[Begin INFORMATION GIVEN]
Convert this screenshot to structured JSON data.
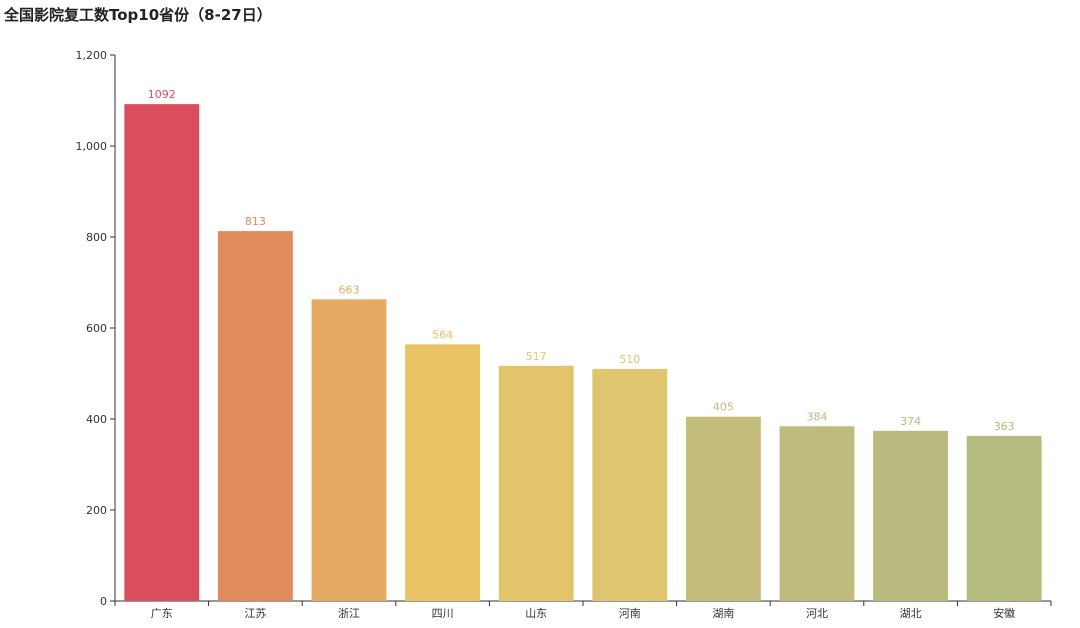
{
  "chart_data": {
    "type": "bar",
    "title": "全国影院复工数Top10省份（8-27日）",
    "categories": [
      "广东",
      "江苏",
      "浙江",
      "四川",
      "山东",
      "河南",
      "湖南",
      "河北",
      "湖北",
      "安徽"
    ],
    "values": [
      1092,
      813,
      663,
      564,
      517,
      510,
      405,
      384,
      374,
      363
    ],
    "value_labels": [
      "1092",
      "813",
      "663",
      "564",
      "517",
      "510",
      "405",
      "384",
      "374",
      "363"
    ],
    "colors": [
      "#d94d5d",
      "#e28c5e",
      "#e6ab63",
      "#e8c263",
      "#e2c46b",
      "#dfc56d",
      "#c4bd7c",
      "#bebb7c",
      "#b9ba7d",
      "#b5bb7f"
    ],
    "yticks": [
      0,
      200,
      400,
      600,
      800,
      1000,
      1200
    ],
    "ytick_labels": [
      "0",
      "200",
      "400",
      "600",
      "800",
      "1,000",
      "1,200"
    ],
    "ylim": [
      0,
      1200
    ],
    "xlabel": "",
    "ylabel": "",
    "grid": false,
    "legend": "none"
  }
}
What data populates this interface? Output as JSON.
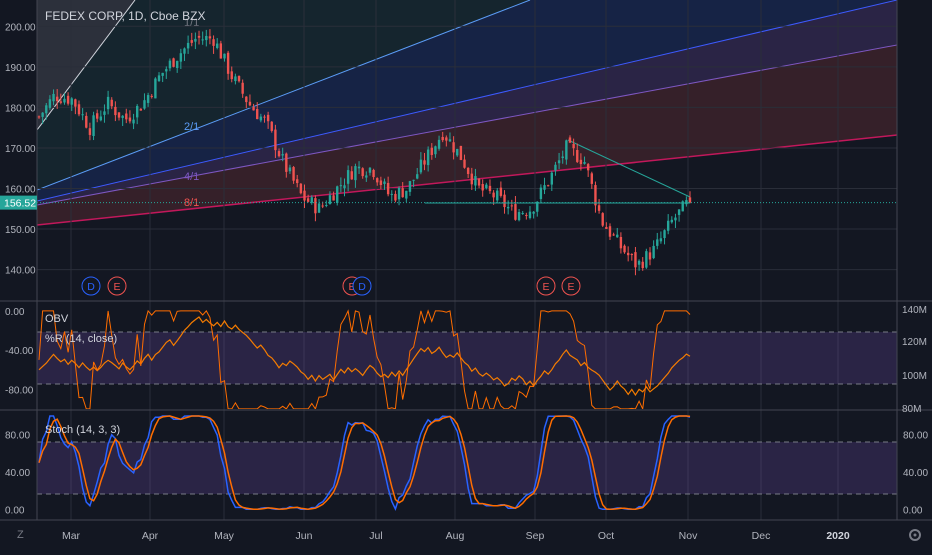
{
  "header": {
    "title": "FEDEX CORP, 1D, Cboe BZX"
  },
  "colors": {
    "background": "#131722",
    "grid": "#2a2e39",
    "axis_text": "#b2b5be",
    "candle_up": "#26a69a",
    "candle_down": "#ef5350",
    "price_label_bg": "#26a69a",
    "obv_line": "#f57c00",
    "williams_r_line": "#ff6d00",
    "stoch_k": "#2962ff",
    "stoch_d": "#ff6d00",
    "indicator_band": "#7e57c2",
    "event_d": "#2962ff",
    "event_e": "#ef5350",
    "gann_fan_1": "#5b9cf6",
    "gann_fan_2": "#7e57c2",
    "gann_fan_3": "#ef5350"
  },
  "chart_data": [
    {
      "type": "candlestick",
      "title": "FEDEX CORP, 1D, Cboe BZX",
      "ylim": [
        133,
        205
      ],
      "yticks": [
        "200.00",
        "190.00",
        "180.00",
        "170.00",
        "160.00",
        "150.00",
        "140.00"
      ],
      "last_price_label": "156.52",
      "last_price": 156.52,
      "x_labels": [
        "Mar",
        "Apr",
        "May",
        "Jun",
        "Jul",
        "Aug",
        "Sep",
        "Oct",
        "Nov",
        "Dec",
        "2020",
        "Z"
      ],
      "grid": "on",
      "gann_fan_labels": [
        "1/1",
        "2/1",
        "4/1",
        "8/1"
      ],
      "events": [
        {
          "label": "D",
          "color": "event_d"
        },
        {
          "label": "E",
          "color": "event_e"
        },
        {
          "label": "E",
          "color": "event_e"
        },
        {
          "label": "D",
          "color": "event_d"
        },
        {
          "label": "E",
          "color": "event_e"
        },
        {
          "label": "E",
          "color": "event_e"
        }
      ],
      "close_path": [
        [
          "2019-02-15",
          177
        ],
        [
          "2019-02-22",
          183
        ],
        [
          "2019-03-01",
          182
        ],
        [
          "2019-03-08",
          175
        ],
        [
          "2019-03-15",
          181
        ],
        [
          "2019-03-22",
          177
        ],
        [
          "2019-03-29",
          181
        ],
        [
          "2019-04-05",
          188
        ],
        [
          "2019-04-12",
          193
        ],
        [
          "2019-04-19",
          197
        ],
        [
          "2019-04-26",
          197
        ],
        [
          "2019-05-03",
          188
        ],
        [
          "2019-05-10",
          181
        ],
        [
          "2019-05-17",
          176
        ],
        [
          "2019-05-24",
          166
        ],
        [
          "2019-05-31",
          158
        ],
        [
          "2019-06-07",
          155
        ],
        [
          "2019-06-14",
          160
        ],
        [
          "2019-06-21",
          165
        ],
        [
          "2019-06-28",
          165
        ],
        [
          "2019-07-05",
          158
        ],
        [
          "2019-07-12",
          160
        ],
        [
          "2019-07-19",
          167
        ],
        [
          "2019-07-26",
          174
        ],
        [
          "2019-08-02",
          168
        ],
        [
          "2019-08-09",
          160
        ],
        [
          "2019-08-16",
          158
        ],
        [
          "2019-08-23",
          154
        ],
        [
          "2019-08-30",
          155
        ],
        [
          "2019-09-06",
          162
        ],
        [
          "2019-09-13",
          170
        ],
        [
          "2019-09-20",
          167
        ],
        [
          "2019-09-27",
          152
        ],
        [
          "2019-10-04",
          146
        ],
        [
          "2019-10-11",
          141
        ],
        [
          "2019-10-18",
          145
        ],
        [
          "2019-10-25",
          152
        ],
        [
          "2019-11-01",
          157
        ]
      ]
    },
    {
      "type": "line",
      "series": [
        {
          "name": "OBV"
        },
        {
          "name": "%R (14, close)"
        }
      ],
      "yticks_left": [
        "0.00",
        "-40.00",
        "-80.00"
      ],
      "yticks_right": [
        "140M",
        "120M",
        "100M",
        "80M"
      ],
      "band": [
        -20,
        -80
      ],
      "ylim": [
        -95,
        5
      ]
    },
    {
      "type": "line",
      "series": [
        {
          "name": "Stoch (14, 3, 3)"
        }
      ],
      "yticks": [
        "80.00",
        "40.00",
        "0.00"
      ],
      "band": [
        80,
        20
      ],
      "ylim": [
        -5,
        100
      ]
    }
  ]
}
[End INFORMATION GIVEN]
### GOAL OF THE EXERCISE
Set down all the data again exactly as above, pictures excluded.

### THE SOLUTION
Convert this screenshot to structured JSON data.
{
  "chart_data": {
    "type": "bar",
    "title": "全国影院复工数Top10省份（8-27日）",
    "categories": [
      "广东",
      "江苏",
      "浙江",
      "四川",
      "山东",
      "河南",
      "湖南",
      "河北",
      "湖北",
      "安徽"
    ],
    "values": [
      1092,
      813,
      663,
      564,
      517,
      510,
      405,
      384,
      374,
      363
    ],
    "value_labels": [
      "1092",
      "813",
      "663",
      "564",
      "517",
      "510",
      "405",
      "384",
      "374",
      "363"
    ],
    "colors": [
      "#d94d5d",
      "#e28c5e",
      "#e6ab63",
      "#e8c263",
      "#e2c46b",
      "#dfc56d",
      "#c4bd7c",
      "#bebb7c",
      "#b9ba7d",
      "#b5bb7f"
    ],
    "yticks": [
      0,
      200,
      400,
      600,
      800,
      1000,
      1200
    ],
    "ytick_labels": [
      "0",
      "200",
      "400",
      "600",
      "800",
      "1,000",
      "1,200"
    ],
    "ylim": [
      0,
      1200
    ],
    "xlabel": "",
    "ylabel": "",
    "grid": false,
    "legend": "none"
  }
}
What data populates this interface? Output as JSON.
{
  "header": {
    "title": "FEDEX CORP, 1D, Cboe BZX"
  },
  "colors": {
    "background": "#131722",
    "grid": "#2a2e39",
    "axis_text": "#b2b5be",
    "candle_up": "#26a69a",
    "candle_down": "#ef5350",
    "price_label_bg": "#26a69a",
    "obv_line": "#f57c00",
    "williams_r_line": "#ff6d00",
    "stoch_k": "#2962ff",
    "stoch_d": "#ff6d00",
    "indicator_band": "#7e57c2",
    "event_d": "#2962ff",
    "event_e": "#ef5350",
    "gann_fan_1": "#5b9cf6",
    "gann_fan_2": "#7e57c2",
    "gann_fan_3": "#ef5350"
  },
  "chart_data": [
    {
      "type": "candlestick",
      "title": "FEDEX CORP, 1D, Cboe BZX",
      "ylim": [
        133,
        205
      ],
      "yticks": [
        "200.00",
        "190.00",
        "180.00",
        "170.00",
        "160.00",
        "150.00",
        "140.00"
      ],
      "last_price_label": "156.52",
      "last_price": 156.52,
      "x_labels": [
        "Mar",
        "Apr",
        "May",
        "Jun",
        "Jul",
        "Aug",
        "Sep",
        "Oct",
        "Nov",
        "Dec",
        "2020",
        "Z"
      ],
      "grid": "on",
      "gann_fan_labels": [
        "1/1",
        "2/1",
        "4/1",
        "8/1"
      ],
      "events": [
        {
          "label": "D",
          "color": "event_d"
        },
        {
          "label": "E",
          "color": "event_e"
        },
        {
          "label": "E",
          "color": "event_e"
        },
        {
          "label": "D",
          "color": "event_d"
        },
        {
          "label": "E",
          "color": "event_e"
        },
        {
          "label": "E",
          "color": "event_e"
        }
      ],
      "close_path": [
        [
          "2019-02-15",
          177
        ],
        [
          "2019-02-22",
          183
        ],
        [
          "2019-03-01",
          182
        ],
        [
          "2019-03-08",
          175
        ],
        [
          "2019-03-15",
          181
        ],
        [
          "2019-03-22",
          177
        ],
        [
          "2019-03-29",
          181
        ],
        [
          "2019-04-05",
          188
        ],
        [
          "2019-04-12",
          193
        ],
        [
          "2019-04-19",
          197
        ],
        [
          "2019-04-26",
          197
        ],
        [
          "2019-05-03",
          188
        ],
        [
          "2019-05-10",
          181
        ],
        [
          "2019-05-17",
          176
        ],
        [
          "2019-05-24",
          166
        ],
        [
          "2019-05-31",
          158
        ],
        [
          "2019-06-07",
          155
        ],
        [
          "2019-06-14",
          160
        ],
        [
          "2019-06-21",
          165
        ],
        [
          "2019-06-28",
          165
        ],
        [
          "2019-07-05",
          158
        ],
        [
          "2019-07-12",
          160
        ],
        [
          "2019-07-19",
          167
        ],
        [
          "2019-07-26",
          174
        ],
        [
          "2019-08-02",
          168
        ],
        [
          "2019-08-09",
          160
        ],
        [
          "2019-08-16",
          158
        ],
        [
          "2019-08-23",
          154
        ],
        [
          "2019-08-30",
          155
        ],
        [
          "2019-09-06",
          162
        ],
        [
          "2019-09-13",
          170
        ],
        [
          "2019-09-20",
          167
        ],
        [
          "2019-09-27",
          152
        ],
        [
          "2019-10-04",
          146
        ],
        [
          "2019-10-11",
          141
        ],
        [
          "2019-10-18",
          145
        ],
        [
          "2019-10-25",
          152
        ],
        [
          "2019-11-01",
          157
        ]
      ]
    },
    {
      "type": "line",
      "series": [
        {
          "name": "OBV"
        },
        {
          "name": "%R (14, close)"
        }
      ],
      "yticks_left": [
        "0.00",
        "-40.00",
        "-80.00"
      ],
      "yticks_right": [
        "140M",
        "120M",
        "100M",
        "80M"
      ],
      "band": [
        -20,
        -80
      ],
      "ylim": [
        -95,
        5
      ]
    },
    {
      "type": "line",
      "series": [
        {
          "name": "Stoch (14, 3, 3)"
        }
      ],
      "yticks": [
        "80.00",
        "40.00",
        "0.00"
      ],
      "band": [
        80,
        20
      ],
      "ylim": [
        -5,
        100
      ]
    }
  ]
}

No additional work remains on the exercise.